**Short problem:** Please retype the data in full and exactly; the pictures are not part of the copy.

**Task material:**
|---|
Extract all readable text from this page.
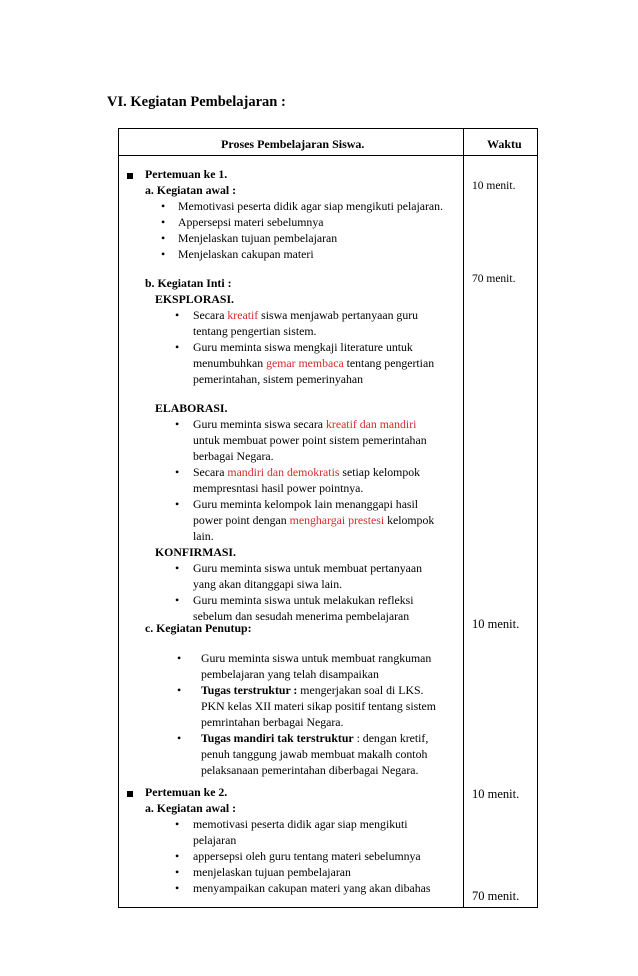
VI. Kegiatan Pembelajaran :
Proses Pembelajaran Siswa.	Waktu
Pertemuan ke 1.
a. Kegiatan awal :	10 menit.
• Memotivasi peserta didik agar siap mengikuti pelajaran.
• Appersepsi materi sebelumnya
• Menjelaskan tujuan pembelajaran
• Menjelaskan cakupan materi
b. Kegiatan Inti :	70 menit.
EKSPLORASI.
• Secara kreatif siswa menjawab pertanyaan guru
tentang pengertian sistem.
• Guru meminta siswa mengkaji literature untuk
menumbuhkan gemar membaca tentang pengertian
pemerintahan, sistem pemerinyahan
ELABORASI.
• Guru meminta siswa secara kreatif dan mandiri
untuk membuat power point sistem pemerintahan
berbagai Negara.
• Secara mandiri dan demokratis setiap kelompok
mempresntasi hasil power pointnya.
• Guru meminta kelompok lain menanggapi hasil
power point dengan menghargai prestesi kelompok
lain.
KONFIRMASI.
• Guru meminta siswa untuk membuat pertanyaan
yang akan ditanggapi siwa lain.
• Guru meminta siswa untuk melakukan refleksi
sebelum dan sesudah menerima pembelajaran
c. Kegiatan Penutup:	10 menit.
• Guru meminta siswa untuk membuat rangkuman
pembelajaran yang telah disampaikan
• Tugas terstruktur : mengerjakan soal di LKS.
PKN kelas XII materi sikap positif tentang sistem
pemrintahan berbagai Negara.
• Tugas mandiri tak terstruktur : dengan kretif,
penuh tanggung jawab membuat makalh contoh
pelaksanaan pemerintahan diberbagai Negara.
Pertemuan ke 2.	10 menit.
a. Kegiatan awal :
• memotivasi peserta didik agar siap mengikuti
pelajaran
• appersepsi oleh guru tentang materi sebelumnya
• menjelaskan tujuan pembelajaran
• menyampaikan cakupan materi yang akan dibahas
70 menit.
|---|
**Response to this exercise:**
Extract all readable text from this page.
VI. Kegiatan Pembelajaran :
Proses Pembelajaran Siswa.	Waktu
Pertemuan ke 1.
a. Kegiatan awal :	10 menit.
• Memotivasi peserta didik agar siap mengikuti pelajaran.
• Appersepsi materi sebelumnya
• Menjelaskan tujuan pembelajaran
• Menjelaskan cakupan materi
b. Kegiatan Inti :	70 menit.
EKSPLORASI.
• Secara kreatif siswa menjawab pertanyaan guru
tentang pengertian sistem.
• Guru meminta siswa mengkaji literature untuk
menumbuhkan gemar membaca tentang pengertian
pemerintahan, sistem pemerinyahan
ELABORASI.
• Guru meminta siswa secara kreatif dan mandiri
untuk membuat power point sistem pemerintahan
berbagai Negara.
• Secara mandiri dan demokratis setiap kelompok
mempresntasi hasil power pointnya.
• Guru meminta kelompok lain menanggapi hasil
power point dengan menghargai prestesi kelompok
lain.
KONFIRMASI.
• Guru meminta siswa untuk membuat pertanyaan
yang akan ditanggapi siwa lain.
• Guru meminta siswa untuk melakukan refleksi
sebelum dan sesudah menerima pembelajaran
c. Kegiatan Penutup:	10 menit.
• Guru meminta siswa untuk membuat rangkuman
pembelajaran yang telah disampaikan
• Tugas terstruktur : mengerjakan soal di LKS.
PKN kelas XII materi sikap positif tentang sistem
pemrintahan berbagai Negara.
• Tugas mandiri tak terstruktur : dengan kretif,
penuh tanggung jawab membuat makalh contoh
pelaksanaan pemerintahan diberbagai Negara.
Pertemuan ke 2.	10 menit.
a. Kegiatan awal :
• memotivasi peserta didik agar siap mengikuti
pelajaran
• appersepsi oleh guru tentang materi sebelumnya
• menjelaskan tujuan pembelajaran
• menyampaikan cakupan materi yang akan dibahas
70 menit.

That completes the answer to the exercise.